• WORK TO COMPLETE
The records that follow must be reproduced in full, exactly as written.

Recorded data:
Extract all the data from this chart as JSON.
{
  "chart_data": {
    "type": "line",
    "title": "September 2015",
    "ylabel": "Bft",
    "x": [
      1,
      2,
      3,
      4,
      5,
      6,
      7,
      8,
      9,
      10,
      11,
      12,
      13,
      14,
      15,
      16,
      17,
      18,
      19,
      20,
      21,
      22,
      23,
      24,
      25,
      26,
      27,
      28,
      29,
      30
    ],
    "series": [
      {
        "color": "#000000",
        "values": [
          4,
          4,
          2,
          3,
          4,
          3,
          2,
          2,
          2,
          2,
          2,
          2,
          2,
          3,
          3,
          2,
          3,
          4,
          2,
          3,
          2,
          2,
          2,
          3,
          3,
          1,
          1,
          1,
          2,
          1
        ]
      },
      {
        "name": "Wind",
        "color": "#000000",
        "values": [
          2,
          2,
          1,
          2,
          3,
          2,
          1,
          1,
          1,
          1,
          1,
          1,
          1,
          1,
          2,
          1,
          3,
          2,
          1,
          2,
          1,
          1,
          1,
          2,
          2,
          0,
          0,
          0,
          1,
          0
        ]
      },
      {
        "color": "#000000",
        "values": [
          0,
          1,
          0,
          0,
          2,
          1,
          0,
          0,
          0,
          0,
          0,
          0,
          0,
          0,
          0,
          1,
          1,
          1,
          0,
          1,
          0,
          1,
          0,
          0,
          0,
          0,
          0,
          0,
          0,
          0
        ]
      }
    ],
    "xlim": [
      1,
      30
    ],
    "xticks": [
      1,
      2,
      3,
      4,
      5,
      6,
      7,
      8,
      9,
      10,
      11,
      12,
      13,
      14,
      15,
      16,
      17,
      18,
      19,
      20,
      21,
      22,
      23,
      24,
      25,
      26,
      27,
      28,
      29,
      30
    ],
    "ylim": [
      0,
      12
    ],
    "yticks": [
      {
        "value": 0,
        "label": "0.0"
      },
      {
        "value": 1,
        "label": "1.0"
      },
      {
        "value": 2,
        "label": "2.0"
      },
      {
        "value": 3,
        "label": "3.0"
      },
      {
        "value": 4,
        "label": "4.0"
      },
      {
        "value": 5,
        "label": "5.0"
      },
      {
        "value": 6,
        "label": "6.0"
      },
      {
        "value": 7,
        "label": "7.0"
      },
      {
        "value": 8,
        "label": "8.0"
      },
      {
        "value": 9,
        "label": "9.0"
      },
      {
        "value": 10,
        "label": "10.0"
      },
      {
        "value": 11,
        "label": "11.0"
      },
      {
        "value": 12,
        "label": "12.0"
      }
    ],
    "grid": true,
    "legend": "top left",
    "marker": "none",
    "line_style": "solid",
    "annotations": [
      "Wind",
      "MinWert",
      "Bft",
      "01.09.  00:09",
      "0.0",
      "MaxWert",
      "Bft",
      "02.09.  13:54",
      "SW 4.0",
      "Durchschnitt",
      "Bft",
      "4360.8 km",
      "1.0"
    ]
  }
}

• EXPECTED ANSWER
Extract all the data from this chart as JSON.
{
  "chart_data": {
    "type": "line",
    "title": "September 2015",
    "ylabel": "Bft",
    "x": [
      1,
      2,
      3,
      4,
      5,
      6,
      7,
      8,
      9,
      10,
      11,
      12,
      13,
      14,
      15,
      16,
      17,
      18,
      19,
      20,
      21,
      22,
      23,
      24,
      25,
      26,
      27,
      28,
      29,
      30
    ],
    "series": [
      {
        "color": "#000000",
        "values": [
          4,
          4,
          2,
          3,
          4,
          3,
          2,
          2,
          2,
          2,
          2,
          2,
          2,
          3,
          3,
          2,
          3,
          4,
          2,
          3,
          2,
          2,
          2,
          3,
          3,
          1,
          1,
          1,
          2,
          1
        ]
      },
      {
        "name": "Wind",
        "color": "#000000",
        "values": [
          2,
          2,
          1,
          2,
          3,
          2,
          1,
          1,
          1,
          1,
          1,
          1,
          1,
          1,
          2,
          1,
          3,
          2,
          1,
          2,
          1,
          1,
          1,
          2,
          2,
          0,
          0,
          0,
          1,
          0
        ]
      },
      {
        "color": "#000000",
        "values": [
          0,
          1,
          0,
          0,
          2,
          1,
          0,
          0,
          0,
          0,
          0,
          0,
          0,
          0,
          0,
          1,
          1,
          1,
          0,
          1,
          0,
          1,
          0,
          0,
          0,
          0,
          0,
          0,
          0,
          0
        ]
      }
    ],
    "xlim": [
      1,
      30
    ],
    "xticks": [
      1,
      2,
      3,
      4,
      5,
      6,
      7,
      8,
      9,
      10,
      11,
      12,
      13,
      14,
      15,
      16,
      17,
      18,
      19,
      20,
      21,
      22,
      23,
      24,
      25,
      26,
      27,
      28,
      29,
      30
    ],
    "ylim": [
      0,
      12
    ],
    "yticks": [
      {
        "value": 0,
        "label": "0.0"
      },
      {
        "value": 1,
        "label": "1.0"
      },
      {
        "value": 2,
        "label": "2.0"
      },
      {
        "value": 3,
        "label": "3.0"
      },
      {
        "value": 4,
        "label": "4.0"
      },
      {
        "value": 5,
        "label": "5.0"
      },
      {
        "value": 6,
        "label": "6.0"
      },
      {
        "value": 7,
        "label": "7.0"
      },
      {
        "value": 8,
        "label": "8.0"
      },
      {
        "value": 9,
        "label": "9.0"
      },
      {
        "value": 10,
        "label": "10.0"
      },
      {
        "value": 11,
        "label": "11.0"
      },
      {
        "value": 12,
        "label": "12.0"
      }
    ],
    "grid": true,
    "legend": "top left",
    "marker": "none",
    "line_style": "solid",
    "annotations": [
      "Wind",
      "MinWert",
      "Bft",
      "01.09.  00:09",
      "0.0",
      "MaxWert",
      "Bft",
      "02.09.  13:54",
      "SW 4.0",
      "Durchschnitt",
      "Bft",
      "4360.8 km",
      "1.0"
    ]
  }
}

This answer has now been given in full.